Festival BAR 2025, interview de Dominique Bouillon

Sugaray Rayford et Larry Garner sur la scène du festival en 2017. © : alain-hiot.com

La dixième édition du festival BAR (Blues d’automne en Rabelaisie), qui sera hélas aussi la dernière, se déroulera se déroulera le week-end prochain, du 3 au 5 octobre 2025, à Beaumont-en-Véron dans l’Indre-et-Loire. À cette occasion, je vous propose une interview de son président, Dominique Bouillon. Proche de Chinon, entre la Loire et la Vienne, dans la région natale de François Rabelais, Beaumont-en-Véron se distingue par la présence sur son territoire de six châteaux. Avant de laisser la parole à Dominique, je vous rappelle le programme de cette édition, avec un plateau international composé d’artistes/groupes français et européens.

© : Festival BAR.

Vendredi 3 octobre
– Scène extérieure. Dave Arcari (Écosse).
– Scène intérieure. The Sidewalk Bandits (France) et Lowland Brothers (France)
Samedi 4 octobre
– Scène extérieure. Rock the Cavern (France, spectacle pour enfants), Miguel M (France) et Shaking Mates (France).
– Scène intérieure. Tio Manuel (France), Francesco Piu Groovy Brotherhood (Italie) et Malted Milk (France).

- _EXTRAIT DE DONNÉES_:
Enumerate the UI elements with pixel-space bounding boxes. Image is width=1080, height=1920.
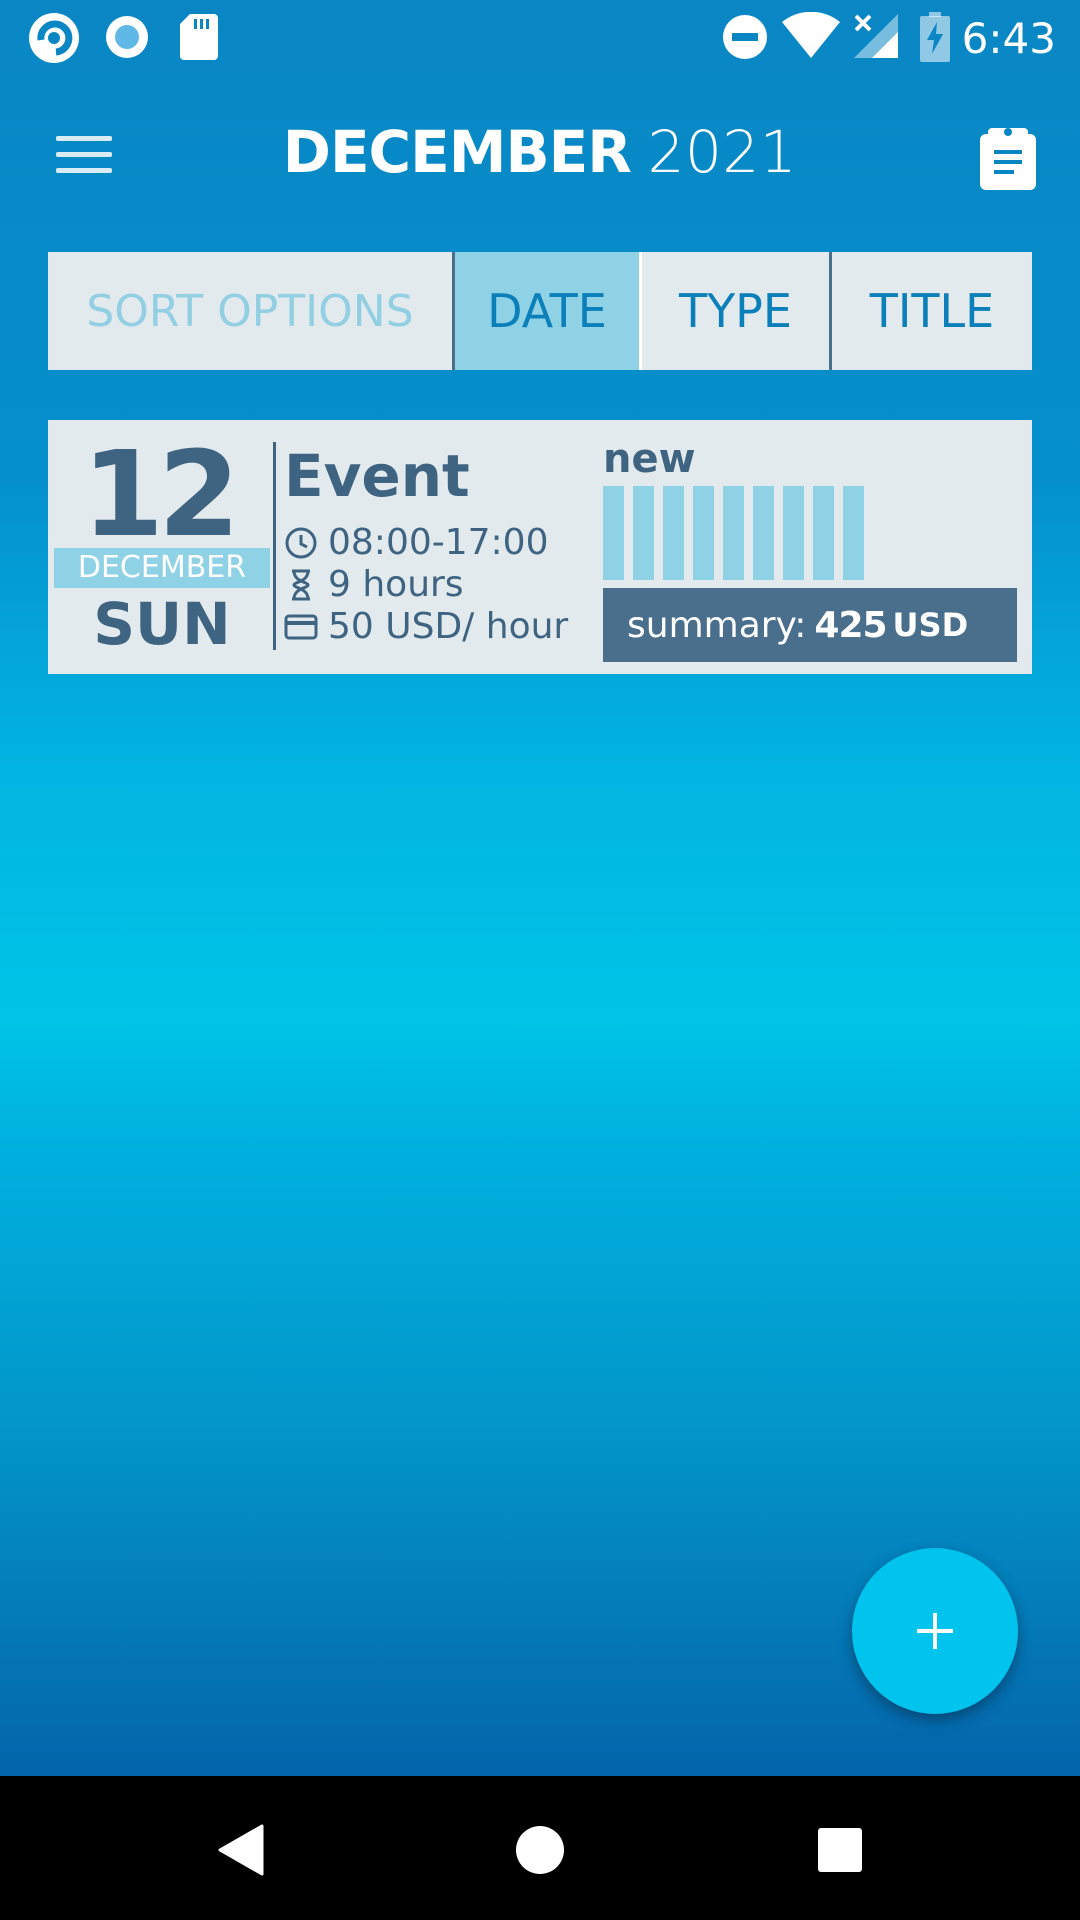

- _EXERCICES PROPOSÉS_:
1) Résumez le texte fourni en deux phrases.
2) Veuillez relever, dans le texte fourni, tous les artistes et groupes programmés le samedi 4 octobre.
Le listing ci-dessus constitue un document à part, indépendant du texte fourni.

- _RÉPONSES AUX EXERCICES_:
1) La dixième et dernière édition du festival BAR (Blues d'automne en Rabelaisie) aura lieu du 3 au 5 octobre 2025 à Beaumont-en-Véron, une commune d'Indre-et-Loire proche de Chinon qui compte six châteaux sur son territoire. L'auteur y présente une interview du président du festival, Dominique Bouillon, et rappelle le programme de cette édition, qui réunit des artistes et groupes français et européens.

2)
- Rock the Cavern
- Miguel M
- Shaking Mates
- Tio Manuel
- Francesco Piu Groovy Brotherhood
- Malted Milk